Saved data entries:
_ _ _ _ _ _ _
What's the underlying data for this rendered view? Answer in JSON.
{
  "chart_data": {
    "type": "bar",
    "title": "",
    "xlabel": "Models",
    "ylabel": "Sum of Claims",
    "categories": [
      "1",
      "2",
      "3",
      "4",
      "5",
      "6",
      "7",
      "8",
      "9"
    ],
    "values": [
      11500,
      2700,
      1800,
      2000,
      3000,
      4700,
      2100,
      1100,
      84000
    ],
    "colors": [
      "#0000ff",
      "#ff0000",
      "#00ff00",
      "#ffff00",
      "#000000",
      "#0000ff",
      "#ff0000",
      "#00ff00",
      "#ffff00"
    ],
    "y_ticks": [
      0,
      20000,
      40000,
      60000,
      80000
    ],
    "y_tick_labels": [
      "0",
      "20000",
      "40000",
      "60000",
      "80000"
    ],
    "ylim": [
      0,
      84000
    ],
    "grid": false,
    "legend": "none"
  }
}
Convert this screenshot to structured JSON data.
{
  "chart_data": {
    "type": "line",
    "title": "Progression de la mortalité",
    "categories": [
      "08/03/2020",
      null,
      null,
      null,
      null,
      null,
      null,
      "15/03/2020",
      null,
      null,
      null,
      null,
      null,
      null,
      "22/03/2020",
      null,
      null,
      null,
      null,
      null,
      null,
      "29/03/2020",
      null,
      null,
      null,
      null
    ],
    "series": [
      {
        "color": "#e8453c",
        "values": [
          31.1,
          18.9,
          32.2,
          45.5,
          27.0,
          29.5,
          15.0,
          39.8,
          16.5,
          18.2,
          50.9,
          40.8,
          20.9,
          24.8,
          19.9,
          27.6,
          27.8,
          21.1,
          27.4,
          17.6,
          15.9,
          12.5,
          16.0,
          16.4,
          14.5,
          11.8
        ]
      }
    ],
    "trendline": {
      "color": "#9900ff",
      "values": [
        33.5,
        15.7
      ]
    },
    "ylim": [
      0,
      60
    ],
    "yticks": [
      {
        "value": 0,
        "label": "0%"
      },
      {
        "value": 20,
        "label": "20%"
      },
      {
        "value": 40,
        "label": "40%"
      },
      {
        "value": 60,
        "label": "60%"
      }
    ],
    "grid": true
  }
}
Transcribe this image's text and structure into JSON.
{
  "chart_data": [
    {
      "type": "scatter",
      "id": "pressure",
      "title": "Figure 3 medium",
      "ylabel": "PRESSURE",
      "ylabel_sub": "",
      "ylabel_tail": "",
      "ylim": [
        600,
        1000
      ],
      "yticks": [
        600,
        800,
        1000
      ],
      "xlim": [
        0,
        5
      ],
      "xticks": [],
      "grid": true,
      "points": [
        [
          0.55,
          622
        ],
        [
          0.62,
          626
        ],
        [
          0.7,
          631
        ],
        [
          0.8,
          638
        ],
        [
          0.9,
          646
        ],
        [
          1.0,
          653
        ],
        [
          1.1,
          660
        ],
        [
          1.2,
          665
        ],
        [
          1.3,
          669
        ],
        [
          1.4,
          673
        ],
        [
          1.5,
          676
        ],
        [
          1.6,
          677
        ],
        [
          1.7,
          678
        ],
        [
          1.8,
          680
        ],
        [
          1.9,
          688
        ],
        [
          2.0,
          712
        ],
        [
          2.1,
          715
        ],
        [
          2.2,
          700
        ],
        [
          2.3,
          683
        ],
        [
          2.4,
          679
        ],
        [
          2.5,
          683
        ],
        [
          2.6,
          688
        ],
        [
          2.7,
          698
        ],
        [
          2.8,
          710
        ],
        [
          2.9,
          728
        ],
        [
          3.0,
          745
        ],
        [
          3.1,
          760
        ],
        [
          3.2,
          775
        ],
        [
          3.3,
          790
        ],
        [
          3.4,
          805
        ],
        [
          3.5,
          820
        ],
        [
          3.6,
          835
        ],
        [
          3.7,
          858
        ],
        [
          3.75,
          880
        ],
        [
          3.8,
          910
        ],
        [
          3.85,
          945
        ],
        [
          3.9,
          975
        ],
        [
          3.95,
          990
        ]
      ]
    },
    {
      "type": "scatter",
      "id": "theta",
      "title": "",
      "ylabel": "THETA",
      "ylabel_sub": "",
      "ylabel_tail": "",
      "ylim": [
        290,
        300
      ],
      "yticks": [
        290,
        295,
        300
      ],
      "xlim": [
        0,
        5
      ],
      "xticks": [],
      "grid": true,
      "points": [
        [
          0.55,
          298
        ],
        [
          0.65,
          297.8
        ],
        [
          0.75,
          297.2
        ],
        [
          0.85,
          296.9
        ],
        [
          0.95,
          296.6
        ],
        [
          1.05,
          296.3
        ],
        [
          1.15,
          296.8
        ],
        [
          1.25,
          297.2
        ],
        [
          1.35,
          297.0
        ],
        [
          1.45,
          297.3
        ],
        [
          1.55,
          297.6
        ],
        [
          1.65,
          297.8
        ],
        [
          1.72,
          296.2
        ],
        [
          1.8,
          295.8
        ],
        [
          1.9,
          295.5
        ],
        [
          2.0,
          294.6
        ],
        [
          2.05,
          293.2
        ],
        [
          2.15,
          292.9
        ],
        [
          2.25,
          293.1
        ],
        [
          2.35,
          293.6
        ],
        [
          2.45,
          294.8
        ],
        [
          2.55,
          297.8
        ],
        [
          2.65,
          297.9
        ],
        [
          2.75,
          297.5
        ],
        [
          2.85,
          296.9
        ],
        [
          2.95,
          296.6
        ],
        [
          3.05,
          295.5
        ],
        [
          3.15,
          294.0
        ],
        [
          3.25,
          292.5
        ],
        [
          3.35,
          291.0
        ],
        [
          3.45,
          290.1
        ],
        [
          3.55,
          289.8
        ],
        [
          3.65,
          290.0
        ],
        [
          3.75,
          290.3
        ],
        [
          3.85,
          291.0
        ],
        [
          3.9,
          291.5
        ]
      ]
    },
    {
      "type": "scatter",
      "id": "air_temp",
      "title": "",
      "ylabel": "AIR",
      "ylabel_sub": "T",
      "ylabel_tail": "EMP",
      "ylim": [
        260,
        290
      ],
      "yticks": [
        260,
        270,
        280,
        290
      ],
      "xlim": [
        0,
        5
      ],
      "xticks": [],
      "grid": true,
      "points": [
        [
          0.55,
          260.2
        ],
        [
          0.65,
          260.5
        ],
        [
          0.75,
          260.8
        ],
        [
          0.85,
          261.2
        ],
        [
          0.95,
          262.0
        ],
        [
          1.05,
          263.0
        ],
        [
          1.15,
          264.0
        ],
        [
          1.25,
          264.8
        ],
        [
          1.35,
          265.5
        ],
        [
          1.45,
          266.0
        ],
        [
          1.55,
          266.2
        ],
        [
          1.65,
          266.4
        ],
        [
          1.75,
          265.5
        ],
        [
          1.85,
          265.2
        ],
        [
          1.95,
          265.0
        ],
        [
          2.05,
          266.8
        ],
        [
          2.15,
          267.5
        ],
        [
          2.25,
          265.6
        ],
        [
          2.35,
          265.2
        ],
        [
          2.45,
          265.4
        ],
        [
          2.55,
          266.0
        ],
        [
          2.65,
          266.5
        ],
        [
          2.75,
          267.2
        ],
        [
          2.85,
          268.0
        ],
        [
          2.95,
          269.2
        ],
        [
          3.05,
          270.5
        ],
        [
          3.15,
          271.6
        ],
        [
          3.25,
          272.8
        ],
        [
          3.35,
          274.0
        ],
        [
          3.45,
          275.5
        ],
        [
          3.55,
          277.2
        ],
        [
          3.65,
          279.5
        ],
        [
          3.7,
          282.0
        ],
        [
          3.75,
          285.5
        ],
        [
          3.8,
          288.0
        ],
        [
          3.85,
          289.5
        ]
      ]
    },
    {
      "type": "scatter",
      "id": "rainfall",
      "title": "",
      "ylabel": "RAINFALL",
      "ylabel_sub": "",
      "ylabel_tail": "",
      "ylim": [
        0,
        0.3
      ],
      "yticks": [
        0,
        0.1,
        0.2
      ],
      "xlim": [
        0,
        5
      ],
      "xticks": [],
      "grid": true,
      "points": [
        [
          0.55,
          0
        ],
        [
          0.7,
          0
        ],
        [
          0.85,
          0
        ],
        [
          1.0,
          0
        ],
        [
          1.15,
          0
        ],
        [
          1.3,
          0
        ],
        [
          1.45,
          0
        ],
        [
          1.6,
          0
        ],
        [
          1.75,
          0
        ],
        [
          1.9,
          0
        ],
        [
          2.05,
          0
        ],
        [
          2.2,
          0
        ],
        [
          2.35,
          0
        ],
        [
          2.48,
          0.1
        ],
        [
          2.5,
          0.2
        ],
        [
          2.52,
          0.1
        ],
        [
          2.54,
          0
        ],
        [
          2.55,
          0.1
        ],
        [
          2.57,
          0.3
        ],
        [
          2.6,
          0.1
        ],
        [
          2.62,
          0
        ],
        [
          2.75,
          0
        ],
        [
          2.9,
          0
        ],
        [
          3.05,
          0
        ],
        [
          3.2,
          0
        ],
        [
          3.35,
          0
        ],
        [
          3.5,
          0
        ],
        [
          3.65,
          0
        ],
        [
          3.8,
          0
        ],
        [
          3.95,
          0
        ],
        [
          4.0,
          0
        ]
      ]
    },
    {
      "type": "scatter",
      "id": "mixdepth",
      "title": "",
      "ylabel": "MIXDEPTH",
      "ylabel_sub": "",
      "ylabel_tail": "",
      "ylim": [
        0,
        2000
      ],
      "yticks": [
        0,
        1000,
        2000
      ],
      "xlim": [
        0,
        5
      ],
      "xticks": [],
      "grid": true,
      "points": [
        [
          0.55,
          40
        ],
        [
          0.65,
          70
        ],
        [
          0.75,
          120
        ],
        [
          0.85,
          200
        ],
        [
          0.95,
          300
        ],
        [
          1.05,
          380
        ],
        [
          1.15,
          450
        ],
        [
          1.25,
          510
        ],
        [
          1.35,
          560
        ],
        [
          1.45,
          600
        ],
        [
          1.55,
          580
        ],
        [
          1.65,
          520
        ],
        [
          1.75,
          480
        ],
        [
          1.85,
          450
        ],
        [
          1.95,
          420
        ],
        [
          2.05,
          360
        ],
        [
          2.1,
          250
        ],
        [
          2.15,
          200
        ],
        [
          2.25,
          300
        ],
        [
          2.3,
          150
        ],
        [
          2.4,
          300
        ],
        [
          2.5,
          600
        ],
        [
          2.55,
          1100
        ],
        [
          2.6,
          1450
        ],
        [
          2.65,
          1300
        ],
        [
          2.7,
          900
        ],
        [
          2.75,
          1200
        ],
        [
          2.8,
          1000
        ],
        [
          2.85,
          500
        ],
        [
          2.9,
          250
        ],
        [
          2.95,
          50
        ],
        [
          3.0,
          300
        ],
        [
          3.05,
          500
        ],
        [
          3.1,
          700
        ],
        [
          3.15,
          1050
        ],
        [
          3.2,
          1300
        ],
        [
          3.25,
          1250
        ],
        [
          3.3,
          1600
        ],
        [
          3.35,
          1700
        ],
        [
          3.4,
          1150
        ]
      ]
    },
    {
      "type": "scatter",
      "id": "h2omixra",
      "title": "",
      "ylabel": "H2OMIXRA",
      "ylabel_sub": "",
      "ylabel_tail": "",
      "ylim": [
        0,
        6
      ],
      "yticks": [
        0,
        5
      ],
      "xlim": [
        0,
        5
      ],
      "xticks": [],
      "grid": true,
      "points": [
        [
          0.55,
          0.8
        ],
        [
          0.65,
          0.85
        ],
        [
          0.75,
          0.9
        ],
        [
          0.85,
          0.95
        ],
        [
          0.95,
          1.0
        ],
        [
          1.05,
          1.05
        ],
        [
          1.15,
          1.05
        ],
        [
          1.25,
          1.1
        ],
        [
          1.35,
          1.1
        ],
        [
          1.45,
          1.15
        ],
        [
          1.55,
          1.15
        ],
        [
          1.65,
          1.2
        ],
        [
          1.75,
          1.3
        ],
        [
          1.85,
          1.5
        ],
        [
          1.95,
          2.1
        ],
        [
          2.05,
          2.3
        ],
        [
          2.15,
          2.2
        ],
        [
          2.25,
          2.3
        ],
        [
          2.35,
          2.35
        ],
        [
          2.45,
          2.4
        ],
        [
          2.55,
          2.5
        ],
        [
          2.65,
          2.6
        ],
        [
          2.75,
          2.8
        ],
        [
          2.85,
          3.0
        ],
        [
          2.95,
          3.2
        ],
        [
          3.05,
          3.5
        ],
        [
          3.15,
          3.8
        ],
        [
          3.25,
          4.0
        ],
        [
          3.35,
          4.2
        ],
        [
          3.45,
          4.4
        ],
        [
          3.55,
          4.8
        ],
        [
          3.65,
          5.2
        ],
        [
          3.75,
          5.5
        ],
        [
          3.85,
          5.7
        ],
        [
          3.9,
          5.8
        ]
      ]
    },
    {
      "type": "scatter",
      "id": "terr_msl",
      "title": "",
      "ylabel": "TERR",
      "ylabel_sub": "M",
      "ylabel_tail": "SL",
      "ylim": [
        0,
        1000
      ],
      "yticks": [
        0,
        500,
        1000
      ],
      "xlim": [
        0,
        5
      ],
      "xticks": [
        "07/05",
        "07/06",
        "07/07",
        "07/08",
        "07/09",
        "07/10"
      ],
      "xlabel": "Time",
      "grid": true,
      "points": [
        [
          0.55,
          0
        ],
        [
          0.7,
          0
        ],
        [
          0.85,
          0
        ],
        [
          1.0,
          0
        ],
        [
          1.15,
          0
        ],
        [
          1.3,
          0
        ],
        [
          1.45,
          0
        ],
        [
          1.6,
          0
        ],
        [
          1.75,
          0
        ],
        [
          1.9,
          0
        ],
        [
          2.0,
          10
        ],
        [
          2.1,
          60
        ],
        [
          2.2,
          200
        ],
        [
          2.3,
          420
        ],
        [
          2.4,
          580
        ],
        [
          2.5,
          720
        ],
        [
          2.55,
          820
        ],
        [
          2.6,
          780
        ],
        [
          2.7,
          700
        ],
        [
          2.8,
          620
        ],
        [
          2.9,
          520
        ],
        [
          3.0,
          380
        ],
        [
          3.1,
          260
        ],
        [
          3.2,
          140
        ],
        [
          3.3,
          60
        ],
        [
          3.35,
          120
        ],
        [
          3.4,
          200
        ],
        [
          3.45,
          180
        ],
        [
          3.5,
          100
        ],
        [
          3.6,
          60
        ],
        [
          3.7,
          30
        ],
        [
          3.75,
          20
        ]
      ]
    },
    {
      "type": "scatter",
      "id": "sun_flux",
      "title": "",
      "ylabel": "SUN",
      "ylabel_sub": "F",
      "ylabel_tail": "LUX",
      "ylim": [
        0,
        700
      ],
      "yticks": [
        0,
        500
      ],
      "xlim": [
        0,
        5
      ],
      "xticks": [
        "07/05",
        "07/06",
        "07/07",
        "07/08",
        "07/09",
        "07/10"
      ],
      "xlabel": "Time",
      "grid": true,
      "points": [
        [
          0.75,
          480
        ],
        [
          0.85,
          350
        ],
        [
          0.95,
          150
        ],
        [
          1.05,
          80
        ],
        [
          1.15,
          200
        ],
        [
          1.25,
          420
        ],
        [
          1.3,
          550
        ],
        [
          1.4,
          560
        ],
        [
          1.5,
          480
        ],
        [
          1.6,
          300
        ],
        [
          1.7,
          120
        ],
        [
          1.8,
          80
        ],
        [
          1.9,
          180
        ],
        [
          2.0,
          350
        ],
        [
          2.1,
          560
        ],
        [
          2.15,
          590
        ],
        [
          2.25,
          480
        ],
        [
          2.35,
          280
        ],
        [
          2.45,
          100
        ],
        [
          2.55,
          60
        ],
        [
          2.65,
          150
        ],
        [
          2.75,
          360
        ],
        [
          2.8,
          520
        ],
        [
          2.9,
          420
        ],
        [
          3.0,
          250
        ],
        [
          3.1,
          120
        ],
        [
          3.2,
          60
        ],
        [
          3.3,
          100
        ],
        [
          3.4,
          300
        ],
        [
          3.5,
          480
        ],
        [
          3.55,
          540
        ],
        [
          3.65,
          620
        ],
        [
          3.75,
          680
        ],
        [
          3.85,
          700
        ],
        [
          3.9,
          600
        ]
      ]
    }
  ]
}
_ _ _ _ _ _ _
Determine how many lines in the listing above hold the string "this", then write only the number.

3